EXERCISE TASK
Pull out each line of the records holding the string "conta".

Stored entries:
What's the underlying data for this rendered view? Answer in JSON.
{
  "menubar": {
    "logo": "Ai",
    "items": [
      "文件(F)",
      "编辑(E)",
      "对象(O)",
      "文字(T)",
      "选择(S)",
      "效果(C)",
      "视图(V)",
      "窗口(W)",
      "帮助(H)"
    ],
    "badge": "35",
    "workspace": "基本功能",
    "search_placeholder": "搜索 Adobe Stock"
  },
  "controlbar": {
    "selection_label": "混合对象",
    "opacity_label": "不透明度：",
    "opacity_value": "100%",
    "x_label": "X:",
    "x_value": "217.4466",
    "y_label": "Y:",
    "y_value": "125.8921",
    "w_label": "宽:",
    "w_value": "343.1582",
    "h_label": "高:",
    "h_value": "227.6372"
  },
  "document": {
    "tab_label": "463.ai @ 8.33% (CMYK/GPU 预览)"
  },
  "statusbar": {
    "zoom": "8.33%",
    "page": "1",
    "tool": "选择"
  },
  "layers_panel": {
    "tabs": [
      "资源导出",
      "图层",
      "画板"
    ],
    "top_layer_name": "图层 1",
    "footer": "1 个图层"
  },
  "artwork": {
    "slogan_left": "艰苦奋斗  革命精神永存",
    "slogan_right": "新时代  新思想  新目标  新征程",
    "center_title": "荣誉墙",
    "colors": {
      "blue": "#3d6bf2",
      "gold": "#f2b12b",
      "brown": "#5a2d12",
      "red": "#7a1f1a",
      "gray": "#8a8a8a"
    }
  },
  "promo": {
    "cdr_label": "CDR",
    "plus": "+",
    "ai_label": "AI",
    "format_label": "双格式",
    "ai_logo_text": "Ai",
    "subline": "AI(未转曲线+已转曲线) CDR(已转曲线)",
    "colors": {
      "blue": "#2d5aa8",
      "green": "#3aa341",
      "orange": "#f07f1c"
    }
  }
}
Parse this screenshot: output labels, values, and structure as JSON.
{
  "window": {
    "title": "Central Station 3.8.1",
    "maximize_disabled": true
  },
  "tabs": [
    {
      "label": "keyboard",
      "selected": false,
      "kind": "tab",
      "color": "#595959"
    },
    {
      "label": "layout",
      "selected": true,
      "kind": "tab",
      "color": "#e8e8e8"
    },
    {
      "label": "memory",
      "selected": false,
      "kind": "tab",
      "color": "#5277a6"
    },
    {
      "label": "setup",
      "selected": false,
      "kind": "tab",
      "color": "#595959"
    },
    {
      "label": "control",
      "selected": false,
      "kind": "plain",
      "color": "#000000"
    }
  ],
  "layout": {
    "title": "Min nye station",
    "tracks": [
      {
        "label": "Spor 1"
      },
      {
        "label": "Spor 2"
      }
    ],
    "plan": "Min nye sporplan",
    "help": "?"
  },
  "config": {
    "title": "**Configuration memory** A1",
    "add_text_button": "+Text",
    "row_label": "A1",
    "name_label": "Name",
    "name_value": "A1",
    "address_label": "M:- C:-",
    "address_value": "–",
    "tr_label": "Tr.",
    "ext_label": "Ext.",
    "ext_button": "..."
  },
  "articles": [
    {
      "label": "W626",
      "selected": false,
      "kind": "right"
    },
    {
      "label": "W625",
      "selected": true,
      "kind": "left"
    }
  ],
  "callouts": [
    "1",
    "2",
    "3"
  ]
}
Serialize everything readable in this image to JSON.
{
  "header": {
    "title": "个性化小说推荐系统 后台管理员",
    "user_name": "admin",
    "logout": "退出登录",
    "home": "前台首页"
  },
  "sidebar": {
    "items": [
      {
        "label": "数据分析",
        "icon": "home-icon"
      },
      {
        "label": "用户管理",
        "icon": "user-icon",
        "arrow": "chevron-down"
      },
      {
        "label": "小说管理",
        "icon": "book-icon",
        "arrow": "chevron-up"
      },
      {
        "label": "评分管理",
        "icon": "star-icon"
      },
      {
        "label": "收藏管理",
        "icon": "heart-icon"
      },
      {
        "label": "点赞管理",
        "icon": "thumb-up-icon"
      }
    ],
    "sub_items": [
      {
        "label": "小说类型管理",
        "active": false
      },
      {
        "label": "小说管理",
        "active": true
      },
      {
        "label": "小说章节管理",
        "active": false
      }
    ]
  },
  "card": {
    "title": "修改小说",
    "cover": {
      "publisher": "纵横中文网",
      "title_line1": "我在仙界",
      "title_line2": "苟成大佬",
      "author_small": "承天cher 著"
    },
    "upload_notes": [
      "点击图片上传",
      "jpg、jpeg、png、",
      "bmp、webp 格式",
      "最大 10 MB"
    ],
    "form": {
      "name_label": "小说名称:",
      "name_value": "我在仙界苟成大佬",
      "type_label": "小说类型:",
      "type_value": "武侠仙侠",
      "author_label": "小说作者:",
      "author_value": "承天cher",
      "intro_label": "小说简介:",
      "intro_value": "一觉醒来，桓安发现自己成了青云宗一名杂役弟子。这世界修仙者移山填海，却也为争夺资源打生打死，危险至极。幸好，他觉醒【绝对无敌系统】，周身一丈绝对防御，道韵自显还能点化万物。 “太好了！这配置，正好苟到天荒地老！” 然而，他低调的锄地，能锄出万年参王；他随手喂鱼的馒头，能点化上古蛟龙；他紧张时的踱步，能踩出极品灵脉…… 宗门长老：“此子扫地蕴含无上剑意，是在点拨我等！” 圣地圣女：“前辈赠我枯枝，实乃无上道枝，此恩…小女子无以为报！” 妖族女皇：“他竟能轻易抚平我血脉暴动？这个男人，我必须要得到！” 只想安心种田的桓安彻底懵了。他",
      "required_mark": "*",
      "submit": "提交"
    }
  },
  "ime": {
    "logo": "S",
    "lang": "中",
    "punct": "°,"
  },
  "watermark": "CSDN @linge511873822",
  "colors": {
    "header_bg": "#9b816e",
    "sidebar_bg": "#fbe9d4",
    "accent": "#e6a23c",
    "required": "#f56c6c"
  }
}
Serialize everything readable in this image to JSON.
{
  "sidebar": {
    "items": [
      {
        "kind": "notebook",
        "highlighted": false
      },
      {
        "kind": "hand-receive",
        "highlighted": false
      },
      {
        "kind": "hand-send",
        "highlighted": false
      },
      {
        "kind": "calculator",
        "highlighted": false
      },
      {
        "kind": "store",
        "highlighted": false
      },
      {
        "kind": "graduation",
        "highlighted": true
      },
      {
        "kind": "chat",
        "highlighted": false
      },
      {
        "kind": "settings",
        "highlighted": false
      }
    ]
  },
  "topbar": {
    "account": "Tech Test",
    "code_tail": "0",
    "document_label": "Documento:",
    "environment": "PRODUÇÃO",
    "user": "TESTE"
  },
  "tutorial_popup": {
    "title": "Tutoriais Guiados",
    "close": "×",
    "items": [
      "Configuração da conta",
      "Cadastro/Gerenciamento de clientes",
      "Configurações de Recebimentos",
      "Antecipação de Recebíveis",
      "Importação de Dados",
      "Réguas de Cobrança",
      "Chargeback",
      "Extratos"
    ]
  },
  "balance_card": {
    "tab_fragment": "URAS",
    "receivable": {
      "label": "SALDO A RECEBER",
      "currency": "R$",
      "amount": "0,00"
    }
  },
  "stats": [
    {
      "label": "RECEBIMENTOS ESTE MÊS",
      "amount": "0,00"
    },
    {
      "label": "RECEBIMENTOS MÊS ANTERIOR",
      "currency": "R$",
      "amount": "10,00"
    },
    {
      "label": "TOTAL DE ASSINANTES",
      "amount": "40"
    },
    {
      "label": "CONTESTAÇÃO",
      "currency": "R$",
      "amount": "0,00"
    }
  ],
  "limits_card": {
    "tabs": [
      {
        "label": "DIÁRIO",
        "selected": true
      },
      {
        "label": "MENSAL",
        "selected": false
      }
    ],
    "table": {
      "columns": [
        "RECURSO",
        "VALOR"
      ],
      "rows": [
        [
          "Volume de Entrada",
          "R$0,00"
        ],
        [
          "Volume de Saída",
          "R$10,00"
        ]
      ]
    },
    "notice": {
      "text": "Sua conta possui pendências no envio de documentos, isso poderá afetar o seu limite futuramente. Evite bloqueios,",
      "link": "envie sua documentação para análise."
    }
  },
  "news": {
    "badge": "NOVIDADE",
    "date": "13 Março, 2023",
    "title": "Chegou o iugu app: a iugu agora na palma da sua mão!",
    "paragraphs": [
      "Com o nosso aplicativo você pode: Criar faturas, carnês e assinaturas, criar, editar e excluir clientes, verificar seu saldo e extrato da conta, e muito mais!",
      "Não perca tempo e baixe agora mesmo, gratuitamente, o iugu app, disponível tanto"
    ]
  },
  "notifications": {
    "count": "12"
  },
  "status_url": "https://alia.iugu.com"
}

EXERCISE RESPONSE
      "Configuração da conta",
      "text": "Sua conta possui pendências no envio de documentos, isso poderá afetar o seu limite futuramente. Evite bloqueios,",
      "Com o nosso aplicativo você pode: Criar faturas, carnês e assinaturas, criar, editar e excluir clientes, verificar seu saldo e extrato da conta, e muito mais!",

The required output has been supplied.